Find each line holding "OTOMS" and copy it out.
begin
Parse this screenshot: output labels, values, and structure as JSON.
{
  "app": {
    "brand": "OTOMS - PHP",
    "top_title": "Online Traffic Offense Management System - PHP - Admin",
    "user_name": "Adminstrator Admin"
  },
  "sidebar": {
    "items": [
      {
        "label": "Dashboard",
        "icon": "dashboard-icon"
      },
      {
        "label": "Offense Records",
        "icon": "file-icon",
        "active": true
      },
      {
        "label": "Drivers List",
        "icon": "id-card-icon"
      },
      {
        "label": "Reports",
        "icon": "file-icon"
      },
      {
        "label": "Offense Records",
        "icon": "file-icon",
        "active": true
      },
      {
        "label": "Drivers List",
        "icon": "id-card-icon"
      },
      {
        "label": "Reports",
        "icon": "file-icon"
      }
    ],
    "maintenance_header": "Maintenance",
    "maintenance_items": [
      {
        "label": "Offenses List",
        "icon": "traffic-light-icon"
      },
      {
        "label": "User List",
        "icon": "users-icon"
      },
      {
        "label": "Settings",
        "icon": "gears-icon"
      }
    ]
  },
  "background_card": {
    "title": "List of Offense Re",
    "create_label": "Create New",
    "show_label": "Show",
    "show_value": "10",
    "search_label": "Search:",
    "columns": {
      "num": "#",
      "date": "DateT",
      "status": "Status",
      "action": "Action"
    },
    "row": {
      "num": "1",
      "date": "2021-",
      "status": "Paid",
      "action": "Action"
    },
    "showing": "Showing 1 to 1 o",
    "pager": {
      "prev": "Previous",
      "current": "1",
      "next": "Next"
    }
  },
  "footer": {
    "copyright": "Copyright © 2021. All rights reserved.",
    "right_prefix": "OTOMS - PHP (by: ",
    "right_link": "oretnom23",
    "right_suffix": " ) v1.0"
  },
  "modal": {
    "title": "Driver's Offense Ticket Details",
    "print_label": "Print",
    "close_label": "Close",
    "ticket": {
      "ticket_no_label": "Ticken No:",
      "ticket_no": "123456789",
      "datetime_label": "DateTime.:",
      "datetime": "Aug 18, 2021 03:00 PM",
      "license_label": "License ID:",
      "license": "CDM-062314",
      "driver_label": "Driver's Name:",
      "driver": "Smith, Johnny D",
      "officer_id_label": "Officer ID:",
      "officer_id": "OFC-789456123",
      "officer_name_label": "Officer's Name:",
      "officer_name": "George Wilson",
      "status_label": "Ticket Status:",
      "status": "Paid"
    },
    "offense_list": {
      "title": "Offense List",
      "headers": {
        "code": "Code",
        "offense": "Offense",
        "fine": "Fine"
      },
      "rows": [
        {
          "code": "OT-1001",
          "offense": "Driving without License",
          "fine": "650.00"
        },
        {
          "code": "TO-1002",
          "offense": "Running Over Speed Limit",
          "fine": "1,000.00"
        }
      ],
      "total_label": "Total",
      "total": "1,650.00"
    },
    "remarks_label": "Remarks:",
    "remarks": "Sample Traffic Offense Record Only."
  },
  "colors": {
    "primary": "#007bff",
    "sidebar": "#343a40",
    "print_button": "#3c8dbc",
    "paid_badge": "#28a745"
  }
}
end
§ **Solution to the problem**
    "brand": "OTOMS - PHP",
    "right_prefix": "OTOMS - PHP (by: ",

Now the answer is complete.